Without the pictures, print each of the records below exactly as it appears.
BEGIN INFORMATION SUPPLIED
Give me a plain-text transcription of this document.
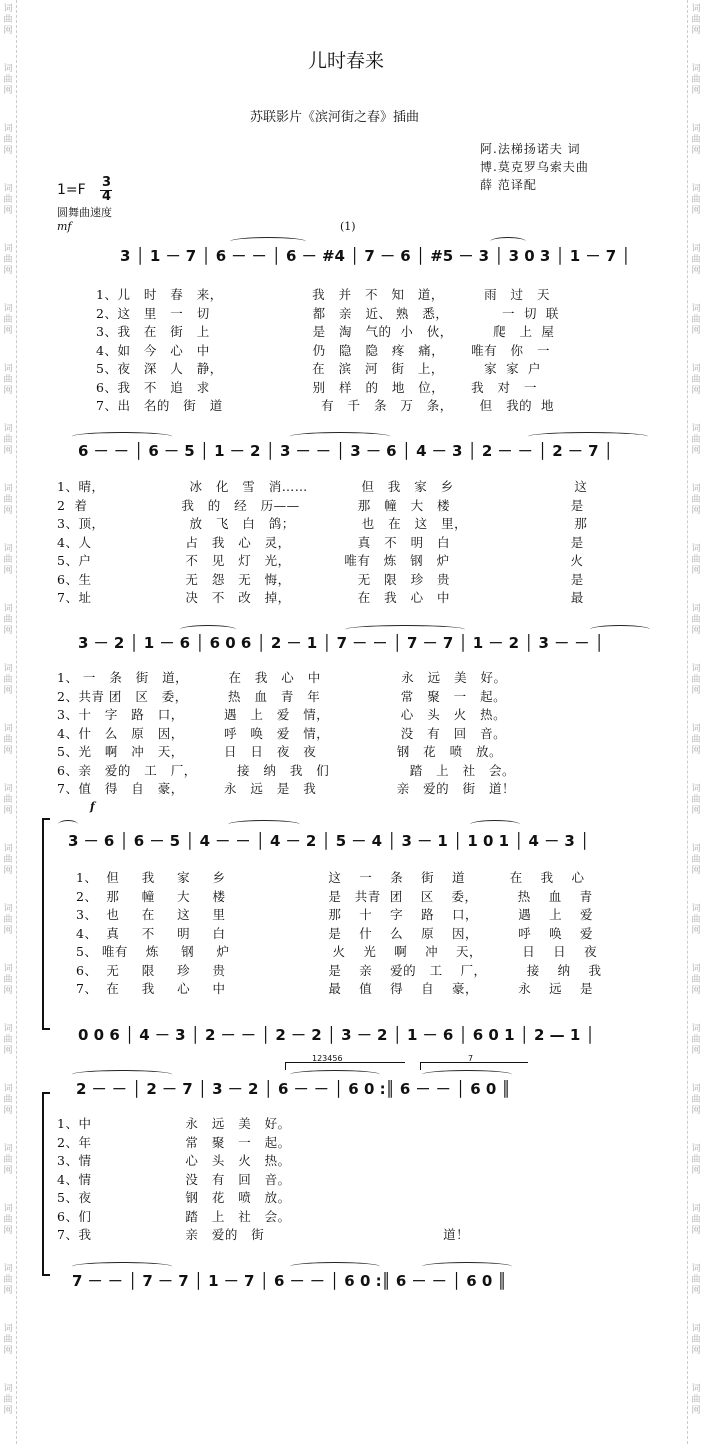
词
曲
网
词
曲
网
词
曲
网
词
曲
网
词
曲
网
词
曲
网
词
曲
网
词
曲
网
词
曲
网
词
曲
网
词
曲
网
词
曲
网
词
曲
网
词
曲
网
词
曲
网
词
曲
网
词
曲
网
词
曲
网
词
曲
网
词
曲
网
词
曲
网
词
曲
网
词
曲
网
词
曲
网
词
曲
网
词
曲
网
词
曲
网
词
曲
网
词
曲
网
词
曲
网
词
曲
网
词
曲
网
词
曲
网
词
曲
网
词
曲
网
词
曲
网
词
曲
网
词
曲
网
词
曲
网
词
曲
网
词
曲
网
词
曲
网
词
曲
网
词
曲
网
词
曲
网
词
曲
网
词
曲
网
词
曲
网
儿时春来
苏联影片《滨河街之春》插曲
阿.法梯扬诺夫 词
博.莫克罗乌索夫曲
薛 范译配
1=F 3
4
圆舞曲速度
mf	(1)
3 │ 1 － 7 │ 6 － － │ 6 － #4 │ 7 － 6 │ #5 － 3 │ 3 0 3 │ 1 － 7 │
1、儿   时   春   来，                    我   并   不   知   道，         雨   过   天
2、这   里   一   切                       都   亲   近、 熟   悉，            一  切  联
3、我   在   街   上                       是   淘   气的  小   伙，         爬   上  屋
4、如   今   心   中                       仍   隐   隐   疼   痛，      唯有   你   一
5、夜   深   人   静，                    在   滨   河   街   上，         家  家  户
6、我   不   追   求                       别   样   的   地   位，      我   对   一
7、出   名的   街   道                      有   千   条   万   条，      但   我的  地
6 － － │ 6 － 5 │ 1 － 2 │ 3 － － │ 3 － 6 │ 4 － 3 │ 2 － － │ 2 － 7 │
1、晴，                   冰   化   雪   消……            但   我   家   乡                           这
2  着                     我   的   经   历——             那   幢   大   楼                           是
3、顶，                   放   飞   白   鸽；               也   在   这   里，                        那
4、人                     占   我   心   灵，               真   不   明   白                           是
5、户                     不   见   灯   光，            唯有   炼   钢   炉                           火
6、生                     无   怨   无   悔，               无   限   珍   贵                           是
7、址                     决   不   改   掉，               在   我   心   中                           最
3 － 2 │ 1 － 6 │ 6 0 6 │ 2 － 1 │ 7 － － │ 7 － 7 │ 1 － 2 │ 3 － － │
1、 一   条   街   道，         在   我   心   中                  永   远   美   好。
2、共青 团   区   委，         热   血   青   年                  常   聚   一   起。
3、十   字   路   口，         遇   上   爱   情，                心   头   火   热。
4、什   么   原   因，         呼   唤   爱   情，                没   有   回   音。
5、光   啊   冲   天，         日   日   夜   夜                  钢   花   喷   放。
6、亲   爱的   工   厂，         接   纳   我   们                  踏   上   社   会。
7、值   得   自   豪，         永   远   是   我                  亲   爱的   街   道！
f
3 － 6 │ 6 － 5 │ 4 － － │ 4 － 2 │ 5 － 4 │ 3 － 1 │ 1 0 1 │ 4 － 3 │
1、  但     我     家     乡                       这    一    条    街    道          在    我    心
2、  那     幢     大     楼                       是   共青  团    区    委，         热    血    青
3、  也     在     这     里                       那    十    字    路    口，         遇    上    爱
4、  真     不     明     白                       是    什    么    原    因，         呼    唤    爱
5、 唯有    炼     钢     炉                       火    光    啊    冲    天，         日    日    夜
6、  无     限     珍     贵                       是    亲    爱的   工    厂，         接    纳    我
7、  在     我     心     中                       最    值    得    自    豪，         永    远    是
0 0 6 │ 4 － 3 │ 2 － － │ 2 － 2 │ 3 － 2 │ 1 － 6 │ 6 0 1 │ 2 — 1 │
123456	7
2 － － │ 2 － 7 │ 3 － 2 │ 6 － － │ 6 0 :║ 6 － － │ 6 0 ║
1、中                     永   远   美   好。
2、年                     常   聚   一   起。
3、情                     心   头   火   热。
4、情                     没   有   回   音。
5、夜                     钢   花   喷   放。
6、们                     踏   上   社   会。
7、我                     亲   爱的   街                                        道！
7 － － │ 7 － 7 │ 1 － 7 │ 6 － － │ 6 0 :║ 6 － － │ 6 0 ║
END INFORMATION SUPPLIED
OUTPUT OF THE EXERCISE:
Give me a plain-text transcription of this document.
词
曲
网
词
曲
网
词
曲
网
词
曲
网
词
曲
网
词
曲
网
词
曲
网
词
曲
网
词
曲
网
词
曲
网
词
曲
网
词
曲
网
词
曲
网
词
曲
网
词
曲
网
词
曲
网
词
曲
网
词
曲
网
词
曲
网
词
曲
网
词
曲
网
词
曲
网
词
曲
网
词
曲
网
词
曲
网
词
曲
网
词
曲
网
词
曲
网
词
曲
网
词
曲
网
词
曲
网
词
曲
网
词
曲
网
词
曲
网
词
曲
网
词
曲
网
词
曲
网
词
曲
网
词
曲
网
词
曲
网
词
曲
网
词
曲
网
词
曲
网
词
曲
网
词
曲
网
词
曲
网
词
曲
网
词
曲
网
儿时春来
苏联影片《滨河街之春》插曲
阿.法梯扬诺夫 词
博.莫克罗乌索夫曲
薛 范译配
1=F 3
4
圆舞曲速度
mf	(1)
3 │ 1 － 7 │ 6 － － │ 6 － #4 │ 7 － 6 │ #5 － 3 │ 3 0 3 │ 1 － 7 │
1、儿   时   春   来，                    我   并   不   知   道，         雨   过   天
2、这   里   一   切                       都   亲   近、 熟   悉，            一  切  联
3、我   在   街   上                       是   淘   气的  小   伙，         爬   上  屋
4、如   今   心   中                       仍   隐   隐   疼   痛，      唯有   你   一
5、夜   深   人   静，                    在   滨   河   街   上，         家  家  户
6、我   不   追   求                       别   样   的   地   位，      我   对   一
7、出   名的   街   道                      有   千   条   万   条，      但   我的  地
6 － － │ 6 － 5 │ 1 － 2 │ 3 － － │ 3 － 6 │ 4 － 3 │ 2 － － │ 2 － 7 │
1、晴，                   冰   化   雪   消……            但   我   家   乡                           这
2  着                     我   的   经   历——             那   幢   大   楼                           是
3、顶，                   放   飞   白   鸽；               也   在   这   里，                        那
4、人                     占   我   心   灵，               真   不   明   白                           是
5、户                     不   见   灯   光，            唯有   炼   钢   炉                           火
6、生                     无   怨   无   悔，               无   限   珍   贵                           是
7、址                     决   不   改   掉，               在   我   心   中                           最
3 － 2 │ 1 － 6 │ 6 0 6 │ 2 － 1 │ 7 － － │ 7 － 7 │ 1 － 2 │ 3 － － │
1、 一   条   街   道，         在   我   心   中                  永   远   美   好。
2、共青 团   区   委，         热   血   青   年                  常   聚   一   起。
3、十   字   路   口，         遇   上   爱   情，                心   头   火   热。
4、什   么   原   因，         呼   唤   爱   情，                没   有   回   音。
5、光   啊   冲   天，         日   日   夜   夜                  钢   花   喷   放。
6、亲   爱的   工   厂，         接   纳   我   们                  踏   上   社   会。
7、值   得   自   豪，         永   远   是   我                  亲   爱的   街   道！
f
3 － 6 │ 6 － 5 │ 4 － － │ 4 － 2 │ 5 － 4 │ 3 － 1 │ 1 0 1 │ 4 － 3 │
1、  但     我     家     乡                       这    一    条    街    道          在    我    心
2、  那     幢     大     楼                       是   共青  团    区    委，         热    血    青
3、  也     在     这     里                       那    十    字    路    口，         遇    上    爱
4、  真     不     明     白                       是    什    么    原    因，         呼    唤    爱
5、 唯有    炼     钢     炉                       火    光    啊    冲    天，         日    日    夜
6、  无     限     珍     贵                       是    亲    爱的   工    厂，         接    纳    我
7、  在     我     心     中                       最    值    得    自    豪，         永    远    是
0 0 6 │ 4 － 3 │ 2 － － │ 2 － 2 │ 3 － 2 │ 1 － 6 │ 6 0 1 │ 2 — 1 │
123456	7
2 － － │ 2 － 7 │ 3 － 2 │ 6 － － │ 6 0 :║ 6 － － │ 6 0 ║
1、中                     永   远   美   好。
2、年                     常   聚   一   起。
3、情                     心   头   火   热。
4、情                     没   有   回   音。
5、夜                     钢   花   喷   放。
6、们                     踏   上   社   会。
7、我                     亲   爱的   街                                        道！
7 － － │ 7 － 7 │ 1 － 7 │ 6 － － │ 6 0 :║ 6 － － │ 6 0 ║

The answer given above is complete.